■ **What this task involves**
Copy all lines of the listing that include the string "салбий".

■ **Available data**
(begin)

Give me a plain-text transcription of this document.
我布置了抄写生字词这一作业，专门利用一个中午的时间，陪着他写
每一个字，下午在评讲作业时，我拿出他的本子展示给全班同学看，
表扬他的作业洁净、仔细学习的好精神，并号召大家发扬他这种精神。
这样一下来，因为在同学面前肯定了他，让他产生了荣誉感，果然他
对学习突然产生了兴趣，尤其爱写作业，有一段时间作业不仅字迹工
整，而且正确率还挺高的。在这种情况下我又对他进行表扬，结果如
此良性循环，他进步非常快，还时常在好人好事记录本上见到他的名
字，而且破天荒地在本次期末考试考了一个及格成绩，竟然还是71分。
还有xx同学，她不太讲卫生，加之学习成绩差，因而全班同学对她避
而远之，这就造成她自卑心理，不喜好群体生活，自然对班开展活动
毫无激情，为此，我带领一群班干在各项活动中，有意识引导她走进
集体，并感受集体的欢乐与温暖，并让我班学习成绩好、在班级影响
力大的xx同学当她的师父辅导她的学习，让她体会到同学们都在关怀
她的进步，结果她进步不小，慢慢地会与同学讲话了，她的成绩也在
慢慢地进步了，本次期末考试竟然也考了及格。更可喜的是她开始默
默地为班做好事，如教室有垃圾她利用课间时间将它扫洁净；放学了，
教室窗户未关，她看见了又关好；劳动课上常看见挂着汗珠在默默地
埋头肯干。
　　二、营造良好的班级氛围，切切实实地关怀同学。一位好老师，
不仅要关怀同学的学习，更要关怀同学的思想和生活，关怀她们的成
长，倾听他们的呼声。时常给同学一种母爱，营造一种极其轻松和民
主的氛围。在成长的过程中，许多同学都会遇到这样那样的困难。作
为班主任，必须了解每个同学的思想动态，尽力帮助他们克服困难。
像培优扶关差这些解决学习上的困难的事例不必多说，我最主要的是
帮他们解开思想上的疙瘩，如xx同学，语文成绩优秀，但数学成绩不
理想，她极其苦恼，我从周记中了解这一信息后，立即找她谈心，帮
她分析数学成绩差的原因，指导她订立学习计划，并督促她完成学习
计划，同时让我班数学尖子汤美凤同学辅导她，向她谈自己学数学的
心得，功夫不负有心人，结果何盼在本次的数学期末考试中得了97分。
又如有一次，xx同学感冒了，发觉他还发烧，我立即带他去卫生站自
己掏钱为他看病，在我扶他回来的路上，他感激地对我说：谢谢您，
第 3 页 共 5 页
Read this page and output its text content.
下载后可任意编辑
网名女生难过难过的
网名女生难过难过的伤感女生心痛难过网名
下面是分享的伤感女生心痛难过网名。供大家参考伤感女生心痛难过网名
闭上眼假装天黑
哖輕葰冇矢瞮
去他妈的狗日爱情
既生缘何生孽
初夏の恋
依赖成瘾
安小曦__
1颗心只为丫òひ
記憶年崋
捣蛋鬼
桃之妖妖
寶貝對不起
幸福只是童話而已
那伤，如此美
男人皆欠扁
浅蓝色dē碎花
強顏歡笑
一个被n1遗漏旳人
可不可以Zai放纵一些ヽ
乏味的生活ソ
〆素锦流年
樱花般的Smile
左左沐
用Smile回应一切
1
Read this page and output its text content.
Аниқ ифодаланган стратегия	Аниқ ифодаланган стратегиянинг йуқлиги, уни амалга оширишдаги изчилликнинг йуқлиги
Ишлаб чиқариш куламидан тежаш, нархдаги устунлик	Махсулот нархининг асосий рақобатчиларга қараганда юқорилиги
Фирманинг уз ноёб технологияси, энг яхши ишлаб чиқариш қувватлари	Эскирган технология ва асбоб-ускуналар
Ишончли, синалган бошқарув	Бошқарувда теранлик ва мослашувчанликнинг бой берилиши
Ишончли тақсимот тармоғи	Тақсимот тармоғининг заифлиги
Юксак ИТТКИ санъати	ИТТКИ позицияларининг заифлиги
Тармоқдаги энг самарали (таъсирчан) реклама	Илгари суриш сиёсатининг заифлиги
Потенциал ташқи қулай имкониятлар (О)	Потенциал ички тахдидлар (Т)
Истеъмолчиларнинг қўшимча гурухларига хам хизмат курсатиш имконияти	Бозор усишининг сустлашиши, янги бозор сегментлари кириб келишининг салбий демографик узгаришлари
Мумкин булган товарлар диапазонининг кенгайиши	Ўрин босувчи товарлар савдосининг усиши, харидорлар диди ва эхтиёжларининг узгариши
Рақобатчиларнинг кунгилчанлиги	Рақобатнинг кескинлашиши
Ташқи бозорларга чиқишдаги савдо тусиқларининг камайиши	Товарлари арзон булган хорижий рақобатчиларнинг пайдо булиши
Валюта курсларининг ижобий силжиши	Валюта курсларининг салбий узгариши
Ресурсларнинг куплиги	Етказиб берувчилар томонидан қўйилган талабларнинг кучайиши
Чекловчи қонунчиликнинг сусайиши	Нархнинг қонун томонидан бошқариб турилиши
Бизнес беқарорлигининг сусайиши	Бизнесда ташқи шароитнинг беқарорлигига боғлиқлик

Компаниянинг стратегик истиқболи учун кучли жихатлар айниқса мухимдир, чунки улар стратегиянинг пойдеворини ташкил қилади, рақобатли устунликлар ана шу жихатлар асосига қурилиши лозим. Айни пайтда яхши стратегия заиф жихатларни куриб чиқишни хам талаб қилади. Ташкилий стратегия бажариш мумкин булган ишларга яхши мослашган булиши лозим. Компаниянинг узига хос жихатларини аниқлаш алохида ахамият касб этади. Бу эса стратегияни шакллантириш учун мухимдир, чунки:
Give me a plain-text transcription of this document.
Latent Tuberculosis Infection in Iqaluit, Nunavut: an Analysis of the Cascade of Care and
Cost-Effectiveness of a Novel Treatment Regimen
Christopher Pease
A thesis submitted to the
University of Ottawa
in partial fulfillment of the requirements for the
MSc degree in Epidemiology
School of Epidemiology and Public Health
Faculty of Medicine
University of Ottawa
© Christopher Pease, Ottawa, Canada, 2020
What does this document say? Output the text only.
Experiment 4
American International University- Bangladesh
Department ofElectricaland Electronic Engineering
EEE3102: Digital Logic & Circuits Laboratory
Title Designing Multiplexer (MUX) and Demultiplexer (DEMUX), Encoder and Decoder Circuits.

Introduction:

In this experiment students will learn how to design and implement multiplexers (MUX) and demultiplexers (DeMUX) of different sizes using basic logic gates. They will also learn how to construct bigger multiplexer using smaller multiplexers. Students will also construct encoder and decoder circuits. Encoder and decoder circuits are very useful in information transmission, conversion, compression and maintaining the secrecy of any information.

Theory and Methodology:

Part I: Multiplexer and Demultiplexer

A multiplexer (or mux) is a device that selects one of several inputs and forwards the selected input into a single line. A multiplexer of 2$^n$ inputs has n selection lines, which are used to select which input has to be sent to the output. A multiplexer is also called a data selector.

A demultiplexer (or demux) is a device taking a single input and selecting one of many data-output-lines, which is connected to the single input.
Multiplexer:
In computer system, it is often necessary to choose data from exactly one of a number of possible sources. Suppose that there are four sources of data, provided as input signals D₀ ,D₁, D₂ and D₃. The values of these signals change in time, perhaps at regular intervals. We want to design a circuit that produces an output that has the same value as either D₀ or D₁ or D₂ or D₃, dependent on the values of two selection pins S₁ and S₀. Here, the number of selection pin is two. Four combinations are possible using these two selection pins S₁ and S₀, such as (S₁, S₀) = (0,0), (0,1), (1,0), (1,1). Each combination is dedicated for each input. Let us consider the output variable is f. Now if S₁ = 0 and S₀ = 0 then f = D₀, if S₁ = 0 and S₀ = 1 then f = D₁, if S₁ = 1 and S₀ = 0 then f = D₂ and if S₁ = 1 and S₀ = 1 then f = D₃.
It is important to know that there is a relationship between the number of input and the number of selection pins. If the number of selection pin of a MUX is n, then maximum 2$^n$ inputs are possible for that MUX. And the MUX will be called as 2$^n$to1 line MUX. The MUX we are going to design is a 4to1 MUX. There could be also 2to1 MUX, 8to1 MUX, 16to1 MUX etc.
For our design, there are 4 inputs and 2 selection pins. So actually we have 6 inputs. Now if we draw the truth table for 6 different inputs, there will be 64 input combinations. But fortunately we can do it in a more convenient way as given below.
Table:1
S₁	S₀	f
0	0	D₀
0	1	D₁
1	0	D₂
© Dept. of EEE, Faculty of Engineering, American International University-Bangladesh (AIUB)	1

(end)

■ **Output below**
Истеъмолчиларнинг қўшимча гурухларига хам хизмат курсатиш имконияти	Бозор усишининг сустлашиши, янги бозор сегментлари кириб келишининг салбий демографик узгаришлари
Валюта курсларининг ижобий силжиши	Валюта курсларининг салбий узгариши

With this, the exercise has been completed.